• [WHAT THE TASK REQUIRES]:
Reproduce all lines of the listing below in which the word "Superficie" occurs.

start PROVIDED RECORDS

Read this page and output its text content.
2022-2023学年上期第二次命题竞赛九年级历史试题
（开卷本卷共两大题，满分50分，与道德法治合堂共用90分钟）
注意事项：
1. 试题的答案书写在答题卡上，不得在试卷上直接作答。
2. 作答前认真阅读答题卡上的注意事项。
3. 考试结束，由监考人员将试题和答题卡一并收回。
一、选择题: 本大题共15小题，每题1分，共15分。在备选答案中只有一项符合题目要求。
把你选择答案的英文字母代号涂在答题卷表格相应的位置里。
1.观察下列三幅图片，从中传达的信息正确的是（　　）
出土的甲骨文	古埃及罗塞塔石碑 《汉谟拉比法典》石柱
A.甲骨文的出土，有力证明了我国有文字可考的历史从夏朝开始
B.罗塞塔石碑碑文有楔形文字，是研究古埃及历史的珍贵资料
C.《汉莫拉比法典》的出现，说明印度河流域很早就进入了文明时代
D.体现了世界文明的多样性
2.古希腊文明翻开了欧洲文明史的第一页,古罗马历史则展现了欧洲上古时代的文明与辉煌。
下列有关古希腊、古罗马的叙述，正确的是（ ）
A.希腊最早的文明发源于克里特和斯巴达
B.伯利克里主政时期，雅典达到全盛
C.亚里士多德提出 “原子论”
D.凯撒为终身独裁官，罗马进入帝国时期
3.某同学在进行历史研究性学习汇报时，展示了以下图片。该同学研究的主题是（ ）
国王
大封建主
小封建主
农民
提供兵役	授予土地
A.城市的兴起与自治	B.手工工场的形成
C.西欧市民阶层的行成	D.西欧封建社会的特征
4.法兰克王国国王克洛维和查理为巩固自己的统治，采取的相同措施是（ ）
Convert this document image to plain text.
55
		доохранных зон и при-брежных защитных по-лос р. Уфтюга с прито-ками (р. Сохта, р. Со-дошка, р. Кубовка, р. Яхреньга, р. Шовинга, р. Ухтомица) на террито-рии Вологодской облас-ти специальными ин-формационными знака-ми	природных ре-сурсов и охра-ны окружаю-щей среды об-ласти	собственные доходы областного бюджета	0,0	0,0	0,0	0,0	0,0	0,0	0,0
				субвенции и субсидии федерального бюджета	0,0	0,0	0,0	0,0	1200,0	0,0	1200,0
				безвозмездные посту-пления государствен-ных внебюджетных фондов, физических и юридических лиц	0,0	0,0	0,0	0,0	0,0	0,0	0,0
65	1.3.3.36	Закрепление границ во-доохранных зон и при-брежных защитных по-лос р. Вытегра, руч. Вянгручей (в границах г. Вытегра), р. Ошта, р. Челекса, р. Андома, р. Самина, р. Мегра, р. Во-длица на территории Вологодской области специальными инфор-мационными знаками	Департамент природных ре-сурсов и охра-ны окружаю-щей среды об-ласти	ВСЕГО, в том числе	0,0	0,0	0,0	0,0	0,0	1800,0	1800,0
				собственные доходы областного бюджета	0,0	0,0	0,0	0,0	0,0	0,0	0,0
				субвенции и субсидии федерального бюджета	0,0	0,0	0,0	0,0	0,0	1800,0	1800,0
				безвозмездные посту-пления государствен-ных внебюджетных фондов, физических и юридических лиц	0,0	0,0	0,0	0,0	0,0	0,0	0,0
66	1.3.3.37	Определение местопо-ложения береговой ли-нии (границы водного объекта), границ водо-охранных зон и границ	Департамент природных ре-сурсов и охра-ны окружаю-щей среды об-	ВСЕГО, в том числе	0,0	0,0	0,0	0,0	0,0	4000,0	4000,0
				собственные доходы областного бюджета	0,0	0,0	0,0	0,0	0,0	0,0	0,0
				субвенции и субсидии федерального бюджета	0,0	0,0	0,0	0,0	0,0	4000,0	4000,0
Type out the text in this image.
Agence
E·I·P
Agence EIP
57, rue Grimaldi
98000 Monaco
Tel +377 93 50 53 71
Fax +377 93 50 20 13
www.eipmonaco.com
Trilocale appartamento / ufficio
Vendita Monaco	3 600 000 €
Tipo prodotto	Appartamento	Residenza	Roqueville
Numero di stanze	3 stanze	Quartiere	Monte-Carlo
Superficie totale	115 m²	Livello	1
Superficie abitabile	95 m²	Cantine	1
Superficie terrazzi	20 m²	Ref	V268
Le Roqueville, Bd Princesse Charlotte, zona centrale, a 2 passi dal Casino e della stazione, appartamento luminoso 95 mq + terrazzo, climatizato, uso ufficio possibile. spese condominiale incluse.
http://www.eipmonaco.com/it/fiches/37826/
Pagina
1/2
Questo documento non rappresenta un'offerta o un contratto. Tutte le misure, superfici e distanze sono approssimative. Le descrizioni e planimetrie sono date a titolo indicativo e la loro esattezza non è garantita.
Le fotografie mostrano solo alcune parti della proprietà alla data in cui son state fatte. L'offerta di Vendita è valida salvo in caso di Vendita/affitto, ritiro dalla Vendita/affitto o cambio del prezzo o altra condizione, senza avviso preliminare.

end PROVIDED RECORDS

• [RESULT BELOW]:
Superficie totale	115 m²	Livello	1
Superficie abitabile	95 m²	Cantine	1
Superficie terrazzi	20 m²	Ref	V268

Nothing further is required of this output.